GOAL:
Take each line that has the word "DATA" and return it.

INFORMATION PROVIDED:
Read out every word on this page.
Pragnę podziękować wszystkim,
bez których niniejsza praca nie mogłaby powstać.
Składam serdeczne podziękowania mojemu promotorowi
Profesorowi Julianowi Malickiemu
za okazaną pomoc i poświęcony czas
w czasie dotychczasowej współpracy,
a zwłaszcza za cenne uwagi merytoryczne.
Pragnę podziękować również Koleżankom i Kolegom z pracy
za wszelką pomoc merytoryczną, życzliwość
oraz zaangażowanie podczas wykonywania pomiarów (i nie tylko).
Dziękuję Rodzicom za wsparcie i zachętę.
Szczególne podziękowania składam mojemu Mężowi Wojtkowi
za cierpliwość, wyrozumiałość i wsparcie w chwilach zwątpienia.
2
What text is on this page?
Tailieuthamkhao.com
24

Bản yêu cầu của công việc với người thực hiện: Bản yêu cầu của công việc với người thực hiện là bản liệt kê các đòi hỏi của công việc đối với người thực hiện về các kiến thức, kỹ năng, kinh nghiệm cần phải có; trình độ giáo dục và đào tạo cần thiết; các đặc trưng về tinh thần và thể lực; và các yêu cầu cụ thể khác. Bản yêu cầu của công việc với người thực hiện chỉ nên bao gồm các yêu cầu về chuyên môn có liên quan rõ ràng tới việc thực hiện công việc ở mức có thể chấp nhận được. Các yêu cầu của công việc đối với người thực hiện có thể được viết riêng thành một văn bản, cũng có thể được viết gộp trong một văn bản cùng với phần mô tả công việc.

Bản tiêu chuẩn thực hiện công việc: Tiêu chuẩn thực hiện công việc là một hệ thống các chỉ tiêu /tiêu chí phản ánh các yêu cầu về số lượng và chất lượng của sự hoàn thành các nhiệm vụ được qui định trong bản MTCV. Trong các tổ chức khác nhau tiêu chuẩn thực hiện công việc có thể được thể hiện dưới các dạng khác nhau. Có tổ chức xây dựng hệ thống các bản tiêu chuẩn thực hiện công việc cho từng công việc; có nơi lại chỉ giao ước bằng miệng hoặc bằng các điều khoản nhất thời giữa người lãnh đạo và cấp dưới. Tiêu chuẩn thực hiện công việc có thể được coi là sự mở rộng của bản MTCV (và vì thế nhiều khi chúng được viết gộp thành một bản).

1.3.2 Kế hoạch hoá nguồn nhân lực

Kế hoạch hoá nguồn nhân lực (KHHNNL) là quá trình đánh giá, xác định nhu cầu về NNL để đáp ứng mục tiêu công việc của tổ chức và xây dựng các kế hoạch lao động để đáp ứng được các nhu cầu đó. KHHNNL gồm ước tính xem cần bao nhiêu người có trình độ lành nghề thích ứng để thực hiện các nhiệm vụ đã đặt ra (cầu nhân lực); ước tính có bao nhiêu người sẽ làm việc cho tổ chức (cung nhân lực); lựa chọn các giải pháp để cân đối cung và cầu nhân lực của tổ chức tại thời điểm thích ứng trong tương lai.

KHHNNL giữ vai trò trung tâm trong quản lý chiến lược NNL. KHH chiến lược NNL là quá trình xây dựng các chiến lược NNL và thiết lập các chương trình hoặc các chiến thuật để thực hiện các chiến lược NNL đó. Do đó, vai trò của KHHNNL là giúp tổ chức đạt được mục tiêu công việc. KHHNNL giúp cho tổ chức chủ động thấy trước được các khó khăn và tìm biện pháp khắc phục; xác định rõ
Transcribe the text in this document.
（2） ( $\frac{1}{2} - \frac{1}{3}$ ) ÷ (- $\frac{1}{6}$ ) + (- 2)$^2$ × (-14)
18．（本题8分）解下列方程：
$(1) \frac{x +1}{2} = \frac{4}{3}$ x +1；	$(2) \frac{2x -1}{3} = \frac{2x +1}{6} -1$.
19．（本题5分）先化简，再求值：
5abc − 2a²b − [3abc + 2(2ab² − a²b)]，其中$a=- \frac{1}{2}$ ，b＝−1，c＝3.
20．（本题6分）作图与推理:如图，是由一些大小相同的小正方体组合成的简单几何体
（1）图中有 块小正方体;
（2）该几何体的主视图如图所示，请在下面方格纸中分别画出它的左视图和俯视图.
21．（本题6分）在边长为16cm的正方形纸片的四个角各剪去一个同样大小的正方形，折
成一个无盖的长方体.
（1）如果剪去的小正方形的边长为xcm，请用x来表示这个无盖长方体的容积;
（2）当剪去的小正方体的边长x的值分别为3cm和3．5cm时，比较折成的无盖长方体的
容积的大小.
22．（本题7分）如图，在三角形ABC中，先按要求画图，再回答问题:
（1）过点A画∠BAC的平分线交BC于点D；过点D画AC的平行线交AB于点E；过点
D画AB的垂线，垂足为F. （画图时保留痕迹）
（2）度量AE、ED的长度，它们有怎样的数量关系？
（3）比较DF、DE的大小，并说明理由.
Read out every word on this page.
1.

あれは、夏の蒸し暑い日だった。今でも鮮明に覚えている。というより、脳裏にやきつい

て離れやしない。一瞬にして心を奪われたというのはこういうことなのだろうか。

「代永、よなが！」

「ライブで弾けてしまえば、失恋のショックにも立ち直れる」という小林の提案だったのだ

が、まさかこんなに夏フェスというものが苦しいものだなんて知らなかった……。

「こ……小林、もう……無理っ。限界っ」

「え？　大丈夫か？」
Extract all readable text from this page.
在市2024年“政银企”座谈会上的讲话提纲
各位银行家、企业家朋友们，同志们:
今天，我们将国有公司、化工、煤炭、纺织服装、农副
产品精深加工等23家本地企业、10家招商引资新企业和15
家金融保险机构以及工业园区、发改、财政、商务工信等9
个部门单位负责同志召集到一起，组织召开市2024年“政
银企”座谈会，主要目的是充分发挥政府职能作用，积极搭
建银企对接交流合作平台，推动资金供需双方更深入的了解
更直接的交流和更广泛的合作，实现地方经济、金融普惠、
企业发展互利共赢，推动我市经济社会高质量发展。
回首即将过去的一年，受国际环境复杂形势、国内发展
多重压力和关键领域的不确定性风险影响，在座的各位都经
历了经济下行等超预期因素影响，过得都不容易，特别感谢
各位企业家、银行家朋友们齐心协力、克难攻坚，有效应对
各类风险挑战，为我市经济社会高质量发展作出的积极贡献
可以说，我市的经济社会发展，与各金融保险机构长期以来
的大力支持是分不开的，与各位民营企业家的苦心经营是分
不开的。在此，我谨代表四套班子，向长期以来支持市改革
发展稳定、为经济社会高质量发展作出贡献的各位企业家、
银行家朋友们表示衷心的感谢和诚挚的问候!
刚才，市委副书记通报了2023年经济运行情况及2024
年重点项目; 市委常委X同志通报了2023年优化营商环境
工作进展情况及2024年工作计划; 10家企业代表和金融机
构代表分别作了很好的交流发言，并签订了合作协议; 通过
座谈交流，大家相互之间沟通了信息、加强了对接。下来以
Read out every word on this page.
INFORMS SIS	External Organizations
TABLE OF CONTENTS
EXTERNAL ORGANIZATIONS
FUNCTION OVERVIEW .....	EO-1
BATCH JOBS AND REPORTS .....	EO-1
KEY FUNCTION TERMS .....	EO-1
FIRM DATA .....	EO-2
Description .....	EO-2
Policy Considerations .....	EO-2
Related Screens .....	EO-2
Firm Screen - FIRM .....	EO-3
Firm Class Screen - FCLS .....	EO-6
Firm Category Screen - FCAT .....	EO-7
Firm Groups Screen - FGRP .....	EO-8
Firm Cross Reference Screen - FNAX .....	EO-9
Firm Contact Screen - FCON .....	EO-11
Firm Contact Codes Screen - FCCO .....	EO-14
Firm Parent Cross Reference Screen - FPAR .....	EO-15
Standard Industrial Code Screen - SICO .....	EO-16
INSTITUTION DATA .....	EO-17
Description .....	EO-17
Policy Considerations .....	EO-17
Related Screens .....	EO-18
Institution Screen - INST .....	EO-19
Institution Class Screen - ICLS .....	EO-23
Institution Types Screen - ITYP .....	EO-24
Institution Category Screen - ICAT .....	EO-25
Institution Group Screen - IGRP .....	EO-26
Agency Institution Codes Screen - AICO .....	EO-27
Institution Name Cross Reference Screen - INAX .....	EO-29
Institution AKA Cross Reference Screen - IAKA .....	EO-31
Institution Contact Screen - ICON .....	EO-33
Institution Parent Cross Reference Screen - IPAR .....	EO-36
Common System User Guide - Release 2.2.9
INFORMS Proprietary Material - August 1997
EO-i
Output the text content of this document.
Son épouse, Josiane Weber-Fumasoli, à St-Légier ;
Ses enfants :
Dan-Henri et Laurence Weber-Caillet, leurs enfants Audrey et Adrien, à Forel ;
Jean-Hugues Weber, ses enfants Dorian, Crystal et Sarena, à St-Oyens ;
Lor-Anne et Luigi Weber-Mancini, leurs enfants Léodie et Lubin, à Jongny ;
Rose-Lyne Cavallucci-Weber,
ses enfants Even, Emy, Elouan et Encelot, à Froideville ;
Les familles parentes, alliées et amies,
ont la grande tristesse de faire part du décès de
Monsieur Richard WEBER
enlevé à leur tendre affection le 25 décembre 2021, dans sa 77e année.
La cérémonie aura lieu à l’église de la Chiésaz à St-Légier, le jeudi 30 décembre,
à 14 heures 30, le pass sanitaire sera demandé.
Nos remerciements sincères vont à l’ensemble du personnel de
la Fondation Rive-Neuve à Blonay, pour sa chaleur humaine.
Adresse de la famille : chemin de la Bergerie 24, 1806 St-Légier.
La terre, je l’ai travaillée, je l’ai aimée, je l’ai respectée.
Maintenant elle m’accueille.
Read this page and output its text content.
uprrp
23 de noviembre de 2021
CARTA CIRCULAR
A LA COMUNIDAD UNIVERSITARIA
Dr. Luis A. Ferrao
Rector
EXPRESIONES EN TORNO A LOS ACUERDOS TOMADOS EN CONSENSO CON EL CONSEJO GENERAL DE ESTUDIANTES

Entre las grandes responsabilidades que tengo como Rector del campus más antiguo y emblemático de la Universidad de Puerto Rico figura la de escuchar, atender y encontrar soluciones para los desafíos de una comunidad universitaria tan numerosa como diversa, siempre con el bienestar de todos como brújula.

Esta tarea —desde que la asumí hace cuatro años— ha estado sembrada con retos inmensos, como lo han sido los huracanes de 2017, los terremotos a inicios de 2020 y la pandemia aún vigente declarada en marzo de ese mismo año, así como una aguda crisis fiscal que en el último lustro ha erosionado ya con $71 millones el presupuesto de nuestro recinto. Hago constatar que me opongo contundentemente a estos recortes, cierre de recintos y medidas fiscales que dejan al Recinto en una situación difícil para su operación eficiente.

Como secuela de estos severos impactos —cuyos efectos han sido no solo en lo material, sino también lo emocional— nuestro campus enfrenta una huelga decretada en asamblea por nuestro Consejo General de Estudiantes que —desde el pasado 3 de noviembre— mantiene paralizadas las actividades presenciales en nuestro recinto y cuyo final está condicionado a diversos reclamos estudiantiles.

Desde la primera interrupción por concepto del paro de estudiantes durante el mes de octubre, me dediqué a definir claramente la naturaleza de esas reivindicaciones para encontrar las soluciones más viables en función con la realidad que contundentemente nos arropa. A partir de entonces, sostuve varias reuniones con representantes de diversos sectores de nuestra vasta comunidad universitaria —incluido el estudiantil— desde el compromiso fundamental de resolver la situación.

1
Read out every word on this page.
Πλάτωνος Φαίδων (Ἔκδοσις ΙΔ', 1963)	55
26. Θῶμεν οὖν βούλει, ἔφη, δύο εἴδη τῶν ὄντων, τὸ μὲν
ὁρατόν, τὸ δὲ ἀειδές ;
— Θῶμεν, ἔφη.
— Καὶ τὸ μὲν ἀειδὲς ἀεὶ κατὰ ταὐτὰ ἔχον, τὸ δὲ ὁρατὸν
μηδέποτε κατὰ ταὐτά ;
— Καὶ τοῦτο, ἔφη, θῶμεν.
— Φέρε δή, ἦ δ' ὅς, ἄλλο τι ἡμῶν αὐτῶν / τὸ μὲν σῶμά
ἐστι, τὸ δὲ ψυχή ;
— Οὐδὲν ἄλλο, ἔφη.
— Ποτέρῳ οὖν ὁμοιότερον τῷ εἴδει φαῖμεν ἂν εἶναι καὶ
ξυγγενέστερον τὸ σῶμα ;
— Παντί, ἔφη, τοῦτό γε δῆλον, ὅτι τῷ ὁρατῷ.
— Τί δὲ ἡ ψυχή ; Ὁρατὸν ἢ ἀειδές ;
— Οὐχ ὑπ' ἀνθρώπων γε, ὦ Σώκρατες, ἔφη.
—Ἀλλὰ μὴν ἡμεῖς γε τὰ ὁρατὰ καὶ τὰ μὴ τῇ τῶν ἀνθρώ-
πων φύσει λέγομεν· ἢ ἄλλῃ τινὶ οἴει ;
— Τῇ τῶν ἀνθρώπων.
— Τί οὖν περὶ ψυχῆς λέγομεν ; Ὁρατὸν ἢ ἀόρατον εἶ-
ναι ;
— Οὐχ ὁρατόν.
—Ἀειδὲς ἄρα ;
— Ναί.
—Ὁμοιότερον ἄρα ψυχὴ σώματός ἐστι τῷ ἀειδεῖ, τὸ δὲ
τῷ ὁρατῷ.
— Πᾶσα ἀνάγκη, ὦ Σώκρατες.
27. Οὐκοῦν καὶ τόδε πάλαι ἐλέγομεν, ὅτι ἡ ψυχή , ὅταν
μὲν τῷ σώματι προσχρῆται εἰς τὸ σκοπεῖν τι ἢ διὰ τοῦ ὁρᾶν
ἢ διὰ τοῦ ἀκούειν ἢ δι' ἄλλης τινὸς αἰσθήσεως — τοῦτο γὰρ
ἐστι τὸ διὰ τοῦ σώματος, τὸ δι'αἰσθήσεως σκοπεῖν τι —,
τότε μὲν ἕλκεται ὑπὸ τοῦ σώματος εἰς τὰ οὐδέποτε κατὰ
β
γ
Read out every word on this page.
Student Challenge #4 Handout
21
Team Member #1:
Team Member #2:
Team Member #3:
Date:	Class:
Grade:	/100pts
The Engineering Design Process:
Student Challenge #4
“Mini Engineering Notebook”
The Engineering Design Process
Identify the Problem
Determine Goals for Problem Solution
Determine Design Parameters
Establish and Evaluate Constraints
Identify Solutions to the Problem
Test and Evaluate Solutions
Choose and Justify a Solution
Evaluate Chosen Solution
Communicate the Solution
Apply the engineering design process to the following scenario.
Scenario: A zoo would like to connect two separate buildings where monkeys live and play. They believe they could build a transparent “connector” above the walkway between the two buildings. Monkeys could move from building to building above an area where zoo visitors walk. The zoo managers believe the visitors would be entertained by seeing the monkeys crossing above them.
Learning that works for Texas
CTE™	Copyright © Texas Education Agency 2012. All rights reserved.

REPLY TO THE EXERCISE:
FIRM DATA .....	EO-2
INSTITUTION DATA .....	EO-17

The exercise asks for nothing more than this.